>> BEGIN Material provided
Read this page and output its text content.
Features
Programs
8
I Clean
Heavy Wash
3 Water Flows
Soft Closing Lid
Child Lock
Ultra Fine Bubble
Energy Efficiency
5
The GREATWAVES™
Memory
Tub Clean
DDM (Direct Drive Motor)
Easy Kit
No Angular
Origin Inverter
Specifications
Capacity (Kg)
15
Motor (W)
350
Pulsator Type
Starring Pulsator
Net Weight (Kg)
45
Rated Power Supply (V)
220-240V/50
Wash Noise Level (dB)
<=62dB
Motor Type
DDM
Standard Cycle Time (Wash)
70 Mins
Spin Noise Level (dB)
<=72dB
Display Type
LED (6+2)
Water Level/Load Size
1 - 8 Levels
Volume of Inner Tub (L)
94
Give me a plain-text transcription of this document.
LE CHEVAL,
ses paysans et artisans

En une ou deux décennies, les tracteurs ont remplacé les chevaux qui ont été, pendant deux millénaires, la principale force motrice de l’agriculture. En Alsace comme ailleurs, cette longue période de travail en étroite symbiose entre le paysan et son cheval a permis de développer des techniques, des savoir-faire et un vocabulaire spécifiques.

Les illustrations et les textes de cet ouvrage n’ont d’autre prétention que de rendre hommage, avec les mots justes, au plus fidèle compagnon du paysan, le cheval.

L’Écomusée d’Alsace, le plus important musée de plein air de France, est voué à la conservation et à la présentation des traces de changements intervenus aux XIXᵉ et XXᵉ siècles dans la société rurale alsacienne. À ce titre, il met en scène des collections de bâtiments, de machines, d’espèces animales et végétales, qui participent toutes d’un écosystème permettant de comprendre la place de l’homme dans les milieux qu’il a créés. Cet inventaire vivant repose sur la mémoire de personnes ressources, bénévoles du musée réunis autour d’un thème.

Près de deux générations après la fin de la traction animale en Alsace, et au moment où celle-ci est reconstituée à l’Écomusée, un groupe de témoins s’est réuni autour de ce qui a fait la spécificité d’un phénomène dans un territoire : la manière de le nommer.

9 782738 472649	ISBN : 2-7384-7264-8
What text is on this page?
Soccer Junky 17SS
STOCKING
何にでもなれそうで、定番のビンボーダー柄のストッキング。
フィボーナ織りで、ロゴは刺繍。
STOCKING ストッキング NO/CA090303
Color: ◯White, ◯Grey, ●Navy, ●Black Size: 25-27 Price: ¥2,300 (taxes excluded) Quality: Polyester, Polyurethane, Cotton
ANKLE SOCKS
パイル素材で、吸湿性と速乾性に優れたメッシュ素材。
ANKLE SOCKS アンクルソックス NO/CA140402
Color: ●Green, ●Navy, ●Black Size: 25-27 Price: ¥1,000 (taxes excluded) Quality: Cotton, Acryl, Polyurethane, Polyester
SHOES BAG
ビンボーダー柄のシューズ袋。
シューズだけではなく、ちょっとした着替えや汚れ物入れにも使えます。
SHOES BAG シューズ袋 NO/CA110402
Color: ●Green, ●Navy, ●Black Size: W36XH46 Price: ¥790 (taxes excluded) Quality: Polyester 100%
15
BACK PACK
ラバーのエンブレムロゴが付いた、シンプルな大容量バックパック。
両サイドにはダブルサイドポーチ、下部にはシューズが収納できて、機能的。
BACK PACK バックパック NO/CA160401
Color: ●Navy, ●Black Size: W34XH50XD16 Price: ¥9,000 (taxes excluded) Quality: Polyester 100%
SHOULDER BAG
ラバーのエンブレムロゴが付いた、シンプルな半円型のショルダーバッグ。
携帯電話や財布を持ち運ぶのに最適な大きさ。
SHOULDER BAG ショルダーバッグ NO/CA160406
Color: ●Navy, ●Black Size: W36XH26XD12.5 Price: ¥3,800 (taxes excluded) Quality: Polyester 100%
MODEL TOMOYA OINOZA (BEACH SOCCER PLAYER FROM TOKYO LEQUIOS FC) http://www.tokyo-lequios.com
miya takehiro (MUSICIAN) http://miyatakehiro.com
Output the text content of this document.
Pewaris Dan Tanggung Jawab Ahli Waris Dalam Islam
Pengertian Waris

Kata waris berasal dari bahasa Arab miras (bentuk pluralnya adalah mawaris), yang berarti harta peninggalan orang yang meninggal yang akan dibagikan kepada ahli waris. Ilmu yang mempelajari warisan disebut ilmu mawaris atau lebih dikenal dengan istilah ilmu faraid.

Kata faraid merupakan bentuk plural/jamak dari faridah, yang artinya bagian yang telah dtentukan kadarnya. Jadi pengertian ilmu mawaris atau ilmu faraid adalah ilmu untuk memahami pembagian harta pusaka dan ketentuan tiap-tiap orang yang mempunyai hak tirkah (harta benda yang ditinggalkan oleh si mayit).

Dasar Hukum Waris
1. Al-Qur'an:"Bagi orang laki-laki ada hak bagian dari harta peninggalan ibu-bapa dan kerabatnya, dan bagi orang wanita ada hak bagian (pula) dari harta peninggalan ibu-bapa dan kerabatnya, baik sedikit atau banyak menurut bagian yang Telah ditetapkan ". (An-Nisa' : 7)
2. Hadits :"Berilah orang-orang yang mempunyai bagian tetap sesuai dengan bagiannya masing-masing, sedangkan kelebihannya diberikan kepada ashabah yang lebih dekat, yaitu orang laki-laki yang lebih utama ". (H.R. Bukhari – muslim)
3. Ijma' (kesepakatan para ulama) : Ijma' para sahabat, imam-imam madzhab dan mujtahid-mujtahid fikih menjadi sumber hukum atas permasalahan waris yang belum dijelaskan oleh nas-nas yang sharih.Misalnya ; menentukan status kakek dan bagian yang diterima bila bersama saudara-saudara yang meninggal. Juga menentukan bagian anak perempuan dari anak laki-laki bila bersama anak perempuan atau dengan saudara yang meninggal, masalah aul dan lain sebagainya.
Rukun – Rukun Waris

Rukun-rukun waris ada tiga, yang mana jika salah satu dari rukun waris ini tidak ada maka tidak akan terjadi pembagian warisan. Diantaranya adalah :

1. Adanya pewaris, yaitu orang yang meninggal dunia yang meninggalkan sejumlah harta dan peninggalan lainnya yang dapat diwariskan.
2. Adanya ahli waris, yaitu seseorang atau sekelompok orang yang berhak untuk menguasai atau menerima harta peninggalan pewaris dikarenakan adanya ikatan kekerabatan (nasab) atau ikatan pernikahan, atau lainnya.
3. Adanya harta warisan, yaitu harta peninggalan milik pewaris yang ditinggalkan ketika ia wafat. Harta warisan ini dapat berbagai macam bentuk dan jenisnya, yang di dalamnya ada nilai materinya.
>> END Material provided
Task brief | Restate every record exactly, leaving nothing out.

Solution for this exercise |
Read this page and output its text content.
Features
Programs
8
I Clean
Heavy Wash
3 Water Flows
Soft Closing Lid
Child Lock
Ultra Fine Bubble
Energy Efficiency
5
The GREATWAVES™
Memory
Tub Clean
DDM (Direct Drive Motor)
Easy Kit
No Angular
Origin Inverter
Specifications
Capacity (Kg)
15
Motor (W)
350
Pulsator Type
Starring Pulsator
Net Weight (Kg)
45
Rated Power Supply (V)
220-240V/50
Wash Noise Level (dB)
<=62dB
Motor Type
DDM
Standard Cycle Time (Wash)
70 Mins
Spin Noise Level (dB)
<=72dB
Display Type
LED (6+2)
Water Level/Load Size
1 - 8 Levels
Volume of Inner Tub (L)
94
Give me a plain-text transcription of this document.
LE CHEVAL,
ses paysans et artisans

En une ou deux décennies, les tracteurs ont remplacé les chevaux qui ont été, pendant deux millénaires, la principale force motrice de l’agriculture. En Alsace comme ailleurs, cette longue période de travail en étroite symbiose entre le paysan et son cheval a permis de développer des techniques, des savoir-faire et un vocabulaire spécifiques.

Les illustrations et les textes de cet ouvrage n’ont d’autre prétention que de rendre hommage, avec les mots justes, au plus fidèle compagnon du paysan, le cheval.

L’Écomusée d’Alsace, le plus important musée de plein air de France, est voué à la conservation et à la présentation des traces de changements intervenus aux XIXᵉ et XXᵉ siècles dans la société rurale alsacienne. À ce titre, il met en scène des collections de bâtiments, de machines, d’espèces animales et végétales, qui participent toutes d’un écosystème permettant de comprendre la place de l’homme dans les milieux qu’il a créés. Cet inventaire vivant repose sur la mémoire de personnes ressources, bénévoles du musée réunis autour d’un thème.

Près de deux générations après la fin de la traction animale en Alsace, et au moment où celle-ci est reconstituée à l’Écomusée, un groupe de témoins s’est réuni autour de ce qui a fait la spécificité d’un phénomène dans un territoire : la manière de le nommer.

9 782738 472649	ISBN : 2-7384-7264-8
What text is on this page?
Soccer Junky 17SS
STOCKING
何にでもなれそうで、定番のビンボーダー柄のストッキング。
フィボーナ織りで、ロゴは刺繍。
STOCKING ストッキング NO/CA090303
Color: ◯White, ◯Grey, ●Navy, ●Black Size: 25-27 Price: ¥2,300 (taxes excluded) Quality: Polyester, Polyurethane, Cotton
ANKLE SOCKS
パイル素材で、吸湿性と速乾性に優れたメッシュ素材。
ANKLE SOCKS アンクルソックス NO/CA140402
Color: ●Green, ●Navy, ●Black Size: 25-27 Price: ¥1,000 (taxes excluded) Quality: Cotton, Acryl, Polyurethane, Polyester
SHOES BAG
ビンボーダー柄のシューズ袋。
シューズだけではなく、ちょっとした着替えや汚れ物入れにも使えます。
SHOES BAG シューズ袋 NO/CA110402
Color: ●Green, ●Navy, ●Black Size: W36XH46 Price: ¥790 (taxes excluded) Quality: Polyester 100%
15
BACK PACK
ラバーのエンブレムロゴが付いた、シンプルな大容量バックパック。
両サイドにはダブルサイドポーチ、下部にはシューズが収納できて、機能的。
BACK PACK バックパック NO/CA160401
Color: ●Navy, ●Black Size: W34XH50XD16 Price: ¥9,000 (taxes excluded) Quality: Polyester 100%
SHOULDER BAG
ラバーのエンブレムロゴが付いた、シンプルな半円型のショルダーバッグ。
携帯電話や財布を持ち運ぶのに最適な大きさ。
SHOULDER BAG ショルダーバッグ NO/CA160406
Color: ●Navy, ●Black Size: W36XH26XD12.5 Price: ¥3,800 (taxes excluded) Quality: Polyester 100%
MODEL TOMOYA OINOZA (BEACH SOCCER PLAYER FROM TOKYO LEQUIOS FC) http://www.tokyo-lequios.com
miya takehiro (MUSICIAN) http://miyatakehiro.com
Output the text content of this document.
Pewaris Dan Tanggung Jawab Ahli Waris Dalam Islam
Pengertian Waris

Kata waris berasal dari bahasa Arab miras (bentuk pluralnya adalah mawaris), yang berarti harta peninggalan orang yang meninggal yang akan dibagikan kepada ahli waris. Ilmu yang mempelajari warisan disebut ilmu mawaris atau lebih dikenal dengan istilah ilmu faraid.

Kata faraid merupakan bentuk plural/jamak dari faridah, yang artinya bagian yang telah dtentukan kadarnya. Jadi pengertian ilmu mawaris atau ilmu faraid adalah ilmu untuk memahami pembagian harta pusaka dan ketentuan tiap-tiap orang yang mempunyai hak tirkah (harta benda yang ditinggalkan oleh si mayit).

Dasar Hukum Waris
1. Al-Qur'an:"Bagi orang laki-laki ada hak bagian dari harta peninggalan ibu-bapa dan kerabatnya, dan bagi orang wanita ada hak bagian (pula) dari harta peninggalan ibu-bapa dan kerabatnya, baik sedikit atau banyak menurut bagian yang Telah ditetapkan ". (An-Nisa' : 7)
2. Hadits :"Berilah orang-orang yang mempunyai bagian tetap sesuai dengan bagiannya masing-masing, sedangkan kelebihannya diberikan kepada ashabah yang lebih dekat, yaitu orang laki-laki yang lebih utama ". (H.R. Bukhari – muslim)
3. Ijma' (kesepakatan para ulama) : Ijma' para sahabat, imam-imam madzhab dan mujtahid-mujtahid fikih menjadi sumber hukum atas permasalahan waris yang belum dijelaskan oleh nas-nas yang sharih.Misalnya ; menentukan status kakek dan bagian yang diterima bila bersama saudara-saudara yang meninggal. Juga menentukan bagian anak perempuan dari anak laki-laki bila bersama anak perempuan atau dengan saudara yang meninggal, masalah aul dan lain sebagainya.
Rukun – Rukun Waris

Rukun-rukun waris ada tiga, yang mana jika salah satu dari rukun waris ini tidak ada maka tidak akan terjadi pembagian warisan. Diantaranya adalah :

1. Adanya pewaris, yaitu orang yang meninggal dunia yang meninggalkan sejumlah harta dan peninggalan lainnya yang dapat diwariskan.
2. Adanya ahli waris, yaitu seseorang atau sekelompok orang yang berhak untuk menguasai atau menerima harta peninggalan pewaris dikarenakan adanya ikatan kekerabatan (nasab) atau ikatan pernikahan, atau lainnya.
3. Adanya harta warisan, yaitu harta peninggalan milik pewaris yang ditinggalkan ketika ia wafat. Harta warisan ini dapat berbagai macam bentuk dan jenisnya, yang di dalamnya ada nilai materinya.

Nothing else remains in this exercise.